■ **Supplied records**:
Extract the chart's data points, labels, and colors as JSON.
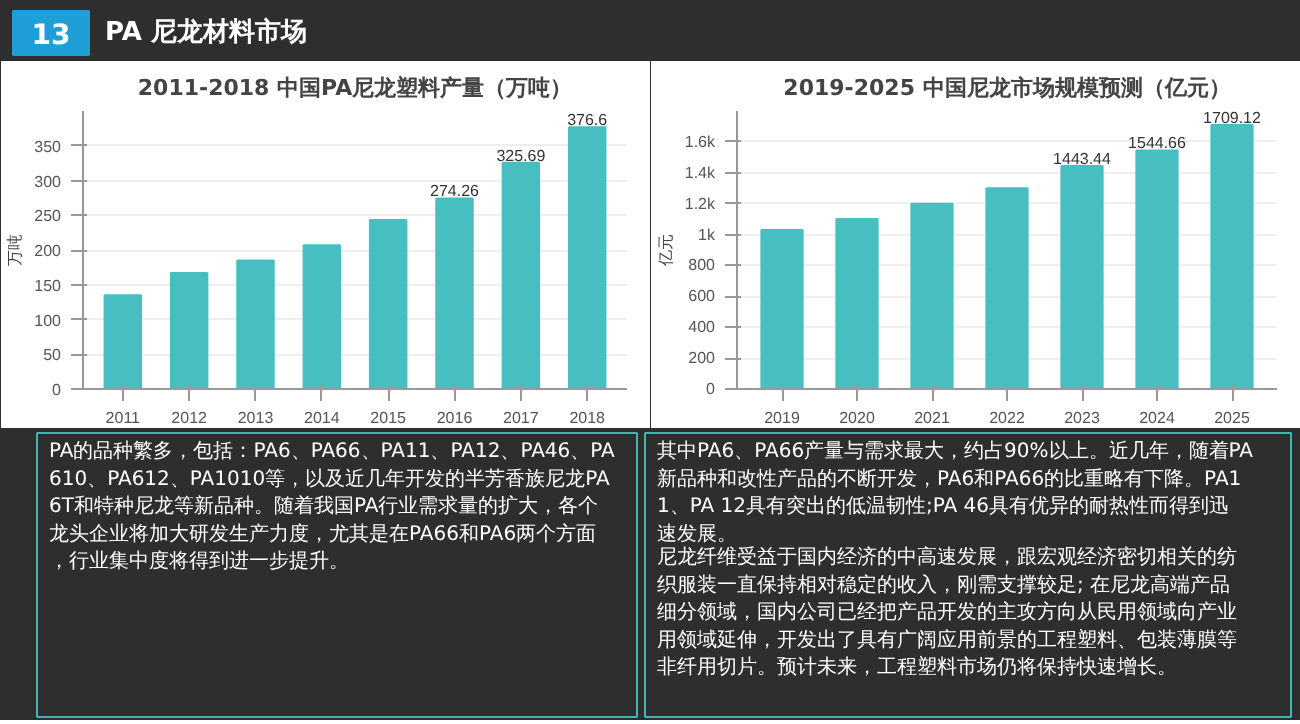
{
  "chart_data": [
    {
      "type": "other",
      "title": "PA 尼龙材料市场",
      "annotations": [
        "13"
      ]
    },
    {
      "type": "bar",
      "title": "2011-2018 中国PA尼龙塑料产量（万吨）",
      "ylabel": "万吨",
      "categories": [
        "2011",
        "2012",
        "2013",
        "2014",
        "2015",
        "2016",
        "2017",
        "2018"
      ],
      "series": [
        {
          "color": "#47bfc1",
          "values": [
            135,
            167,
            185,
            207,
            243,
            274.26,
            325.69,
            376.6
          ]
        }
      ],
      "value_labels": [
        null,
        null,
        null,
        null,
        null,
        "274.26",
        "325.69",
        "376.6"
      ],
      "ylim": [
        0,
        400
      ],
      "yticks": [
        0,
        50,
        100,
        150,
        200,
        250,
        300,
        350
      ],
      "grid": "y"
    },
    {
      "type": "bar",
      "title": "2019-2025 中国尼龙市场规模预测（亿元）",
      "ylabel": "亿元",
      "categories": [
        "2019",
        "2020",
        "2021",
        "2022",
        "2023",
        "2024",
        "2025"
      ],
      "series": [
        {
          "color": "#47bfc1",
          "values": [
            1030,
            1100,
            1200,
            1300,
            1443.44,
            1544.66,
            1709.12
          ]
        }
      ],
      "value_labels": [
        null,
        null,
        null,
        null,
        "1443.44",
        "1544.66",
        "1709.12"
      ],
      "ylim": [
        0,
        1800
      ],
      "yticks": [
        0,
        200,
        400,
        600,
        800,
        {
          "value": 1000,
          "label": "1k"
        },
        {
          "value": 1200,
          "label": "1.2k"
        },
        {
          "value": 1400,
          "label": "1.4k"
        },
        {
          "value": 1600,
          "label": "1.6k"
        }
      ],
      "grid": "y"
    },
    {
      "type": "other",
      "annotations": [
        "PA的品种繁多，包括：PA6、PA66、PA11、PA12、PA46、PA610、PA612、PA1010等，以及近几年开发的半芳香族尼龙PA6T和特种尼龙等新品种。随着我国PA行业需求量的扩大，各个龙头企业将加大研发生产力度，尤其是在PA66和PA6两个方面，行业集中度将得到进一步提升。",
        "其中PA6、PA66产量与需求最大，约占90%以上。近几年，随着PA新品种和改性产品的不断开发，PA6和PA66的比重略有下降。PA11、PA 12具有突出的低温韧性;PA 46具有优异的耐热性而得到迅速发展。",
        "尼龙纤维受益于国内经济的中高速发展，跟宏观经济密切相关的纺织服装一直保持相对稳定的收入，刚需支撑较足; 在尼龙高端产品细分领域，国内公司已经把产品开发的主攻方向从民用领域向产业用领域延伸，开发出了具有广阔应用前景的工程塑料、包装薄膜等非纤用切片。预计未来，工程塑料市场仍将保持快速增长。"
      ]
    }
  ]
}
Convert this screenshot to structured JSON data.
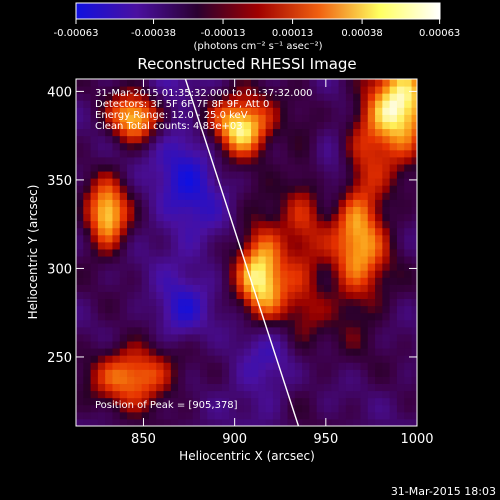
{
  "chart_data": {
    "type": "heatmap",
    "title": "Reconstructed RHESSI Image",
    "xlabel": "Heliocentric X (arcsec)",
    "ylabel": "Heliocentric Y (arcsec)",
    "xlim": [
      813,
      1000
    ],
    "ylim": [
      211,
      407
    ],
    "x_ticks": [
      850,
      900,
      950,
      1000
    ],
    "y_ticks": [
      250,
      300,
      350,
      400
    ],
    "colorbar": {
      "ticks": [
        "-0.00063",
        "-0.00038",
        "-0.00013",
        "0.00013",
        "0.00038",
        "0.00063"
      ],
      "unit_label": "(photons cm⁻² s⁻¹ asec⁻²)",
      "colors": [
        "#1010e0",
        "#4a10a0",
        "#2a0030",
        "#a00000",
        "#f06010",
        "#ffff60",
        "#ffffff"
      ]
    },
    "annotations": [
      "31-Mar-2015 01:35:32.000 to 01:37:32.000",
      "Detectors: 3F 5F 6F 7F 8F 9F, Att 0",
      "Energy Range: 12.0 - 25.0 keV",
      "Clean    Total counts: 4.83e+03"
    ],
    "peak_label": "Position of Peak = [905,378]",
    "limb_line": [
      [
        873,
        407
      ],
      [
        935,
        211
      ]
    ],
    "emission_blobs": [
      {
        "x": 990,
        "y": 390,
        "sx": 14,
        "sy": 18,
        "amp": 1.0
      },
      {
        "x": 903,
        "y": 380,
        "sx": 12,
        "sy": 12,
        "amp": 1.0
      },
      {
        "x": 845,
        "y": 385,
        "sx": 10,
        "sy": 10,
        "amp": 0.8
      },
      {
        "x": 830,
        "y": 330,
        "sx": 8,
        "sy": 14,
        "amp": 0.85
      },
      {
        "x": 915,
        "y": 295,
        "sx": 10,
        "sy": 22,
        "amp": 0.9
      },
      {
        "x": 845,
        "y": 240,
        "sx": 16,
        "sy": 12,
        "amp": 0.7
      },
      {
        "x": 967,
        "y": 320,
        "sx": 12,
        "sy": 32,
        "amp": 0.75
      },
      {
        "x": 880,
        "y": 390,
        "sx": 10,
        "sy": 10,
        "amp": 0.35
      },
      {
        "x": 938,
        "y": 310,
        "sx": 8,
        "sy": 45,
        "amp": 0.35
      }
    ],
    "negative_blobs": [
      {
        "x": 875,
        "y": 360,
        "sx": 14,
        "sy": 40,
        "amp": 0.6
      },
      {
        "x": 915,
        "y": 250,
        "sx": 12,
        "sy": 20,
        "amp": 0.5
      },
      {
        "x": 955,
        "y": 355,
        "sx": 8,
        "sy": 25,
        "amp": 0.4
      },
      {
        "x": 870,
        "y": 275,
        "sx": 10,
        "sy": 12,
        "amp": 0.5
      }
    ]
  },
  "footer": {
    "timestamp": "31-Mar-2015 18:03"
  }
}
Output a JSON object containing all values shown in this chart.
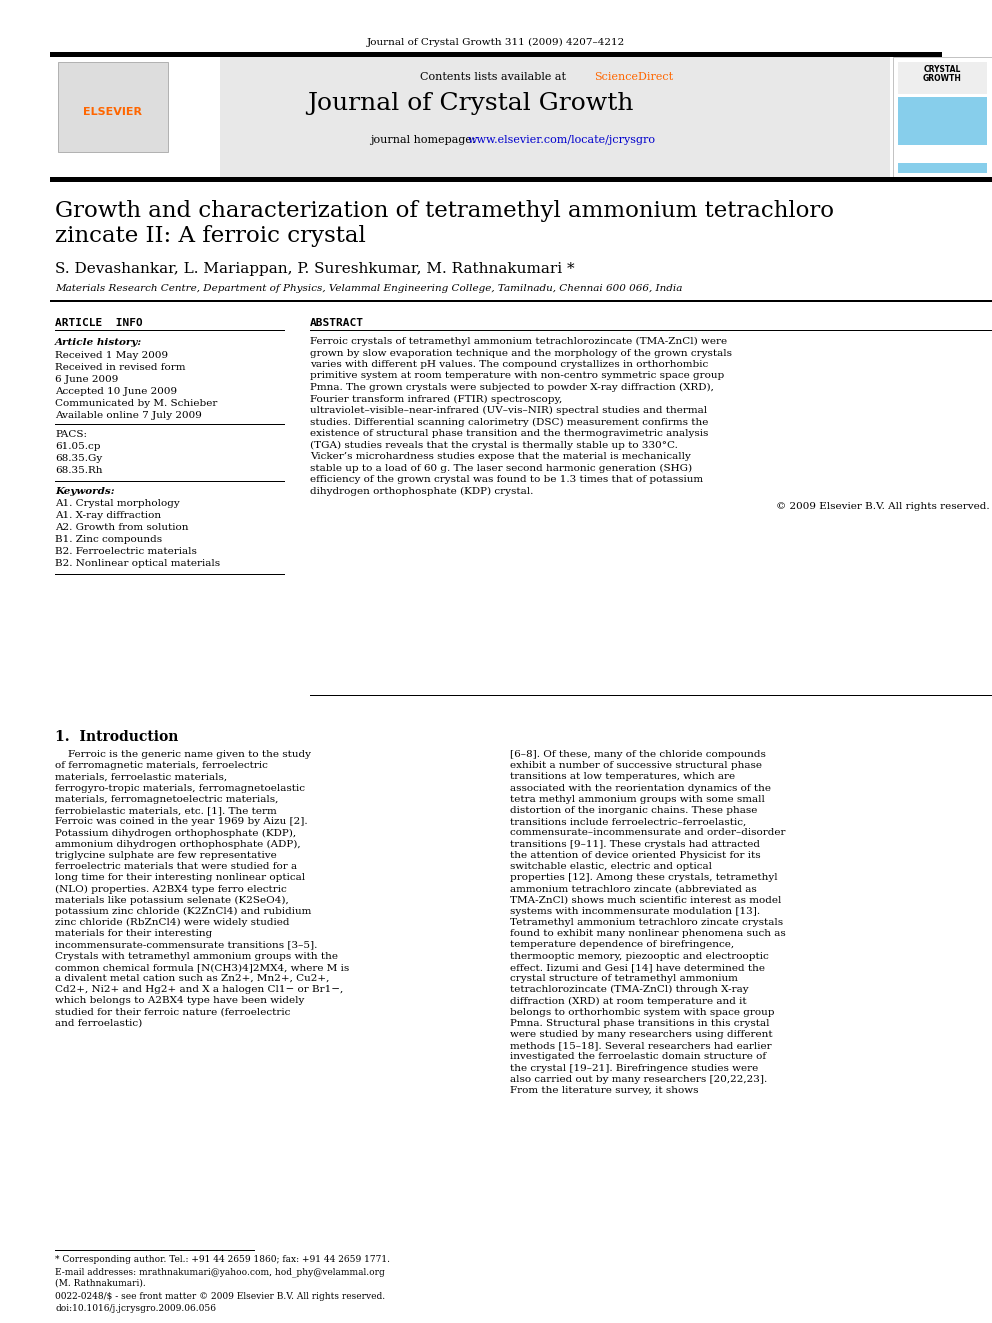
{
  "journal_line": "Journal of Crystal Growth 311 (2009) 4207–4212",
  "contents_line": "Contents lists available at ScienceDirect",
  "sciencedirect_color": "#FF6600",
  "journal_title": "Journal of Crystal Growth",
  "homepage_prefix": "journal homepage: ",
  "homepage_url": "www.elsevier.com/locate/jcrysgro",
  "homepage_color": "#0000CC",
  "paper_title_line1": "Growth and characterization of tetramethyl ammonium tetrachloro",
  "paper_title_line2": "zincate II: A ferroic crystal",
  "authors": "S. Devashankar, L. Mariappan, P. Sureshkumar, M. Rathnakumari *",
  "affiliation": "Materials Research Centre, Department of Physics, Velammal Engineering College, Tamilnadu, Chennai 600 066, India",
  "article_info_header": "ARTICLE  INFO",
  "abstract_header": "ABSTRACT",
  "article_history_label": "Article history:",
  "received": "Received 1 May 2009",
  "received_revised": "Received in revised form",
  "date_june6": "6 June 2009",
  "accepted": "Accepted 10 June 2009",
  "communicated": "Communicated by M. Schieber",
  "available": "Available online 7 July 2009",
  "pacs_header": "PACS:",
  "pacs_codes": [
    "61.05.cp",
    "68.35.Gy",
    "68.35.Rh"
  ],
  "keywords_header": "Keywords:",
  "keywords": [
    "A1. Crystal morphology",
    "A1. X-ray diffraction",
    "A2. Growth from solution",
    "B1. Zinc compounds",
    "B2. Ferroelectric materials",
    "B2. Nonlinear optical materials"
  ],
  "abstract_text": "Ferroic crystals of tetramethyl ammonium tetrachlorozincate (TMA-ZnCl) were grown by slow evaporation technique and the morphology of the grown crystals varies with different pH values. The compound crystallizes in orthorhombic primitive system at room temperature with non-centro symmetric space group Pmna. The grown crystals were subjected to powder X-ray diffraction (XRD), Fourier transform infrared (FTIR) spectroscopy, ultraviolet–visible–near-infrared (UV–vis–NIR) spectral studies and thermal studies. Differential scanning calorimetry (DSC) measurement confirms the existence of structural phase transition and the thermogravimetric analysis (TGA) studies reveals that the crystal is thermally stable up to 330°C. Vicker’s microhardness studies expose that the material is mechanically stable up to a load of 60 g. The laser second harmonic generation (SHG) efficiency of the grown crystal was found to be 1.3 times that of potassium dihydrogen orthophosphate (KDP) crystal.",
  "copyright_line": "© 2009 Elsevier B.V. All rights reserved.",
  "intro_header": "1.  Introduction",
  "intro_col1": "Ferroic is the generic name given to the study of ferromagnetic materials, ferroelectric materials, ferroelastic materials, ferrogyro-tropic materials, ferromagnetoelastic materials, ferromagnetoelectric materials, ferrobielastic materials, etc. [1]. The term Ferroic was coined in the year 1969 by Aizu [2]. Potassium dihydrogen orthophosphate (KDP), ammonium dihydrogen orthophosphate (ADP), triglycine sulphate are few representative ferroelectric materials that were studied for a long time for their interesting nonlinear optical (NLO) properties. A2BX4 type ferro electric materials like potassium selenate (K2SeO4), potassium zinc chloride (K2ZnCl4) and rubidium zinc chloride (RbZnCl4) were widely studied materials for their interesting incommensurate-commensurate transitions [3–5]. Crystals with tetramethyl ammonium groups with the common chemical formula [N(CH3)4]2MX4, where M is a divalent metal cation such as Zn2+, Mn2+, Cu2+, Cd2+, Ni2+ and Hg2+ and X a halogen Cl1− or Br1−, which belongs to A2BX4 type have been widely studied for their ferroic nature (ferroelectric and ferroelastic)",
  "intro_col2": "[6–8]. Of these, many of the chloride compounds exhibit a number of successive structural phase transitions at low temperatures, which are associated with the reorientation dynamics of the tetra methyl ammonium groups with some small distortion of the inorganic chains. These phase transitions include ferroelectric–ferroelastic, commensurate–incommensurate and order–disorder transitions [9–11]. These crystals had attracted the attention of device oriented Physicist for its switchable elastic, electric and optical properties [12]. Among these crystals, tetramethyl ammonium tetrachloro zincate (abbreviated as TMA-ZnCl) shows much scientific interest as model systems with incommensurate modulation [13].\n    Tetramethyl ammonium tetrachloro zincate crystals found to exhibit many nonlinear phenomena such as temperature dependence of birefringence, thermooptic memory, piezooptic and electrooptic effect. Iizumi and Gesi [14] have determined the crystal structure of tetramethyl ammonium tetrachlorozincate (TMA-ZnCl) through X-ray diffraction (XRD) at room temperature and it belongs to orthorhombic system with space group Pmna. Structural phase transitions in this crystal were studied by many researchers using different methods [15–18]. Several researchers had earlier investigated the ferroelastic domain structure of the crystal [19–21]. Birefringence studies were also carried out by many researchers [20,22,23]. From the literature survey, it shows",
  "footnote_star": "* Corresponding author. Tel.: +91 44 2659 1860; fax: +91 44 2659 1771.",
  "footnote_email": "E-mail addresses: mrathnakumari@yahoo.com, hod_phy@velammal.org",
  "footnote_email2": "(M. Rathnakumari).",
  "issn_line": "0022-0248/$ - see front matter © 2009 Elsevier B.V. All rights reserved.",
  "doi_line": "doi:10.1016/j.jcrysgro.2009.06.056",
  "header_bg_color": "#E8E8E8",
  "elsevier_orange": "#FF6600",
  "link_blue": "#0000CC",
  "sidebar_blue": "#87CEEB",
  "crystal_growth_label": "CRYSTAL\nGROWTH"
}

■ **Stated task**: Identify the lines that hold the word "JSON". Copy every one of them.

■ **Answer to the exercise**:
Extract the chart's data points, labels, and colors as JSON.
Convert this screenshot to structured JSON data.
Output a JSON object containing all values shown in this chart.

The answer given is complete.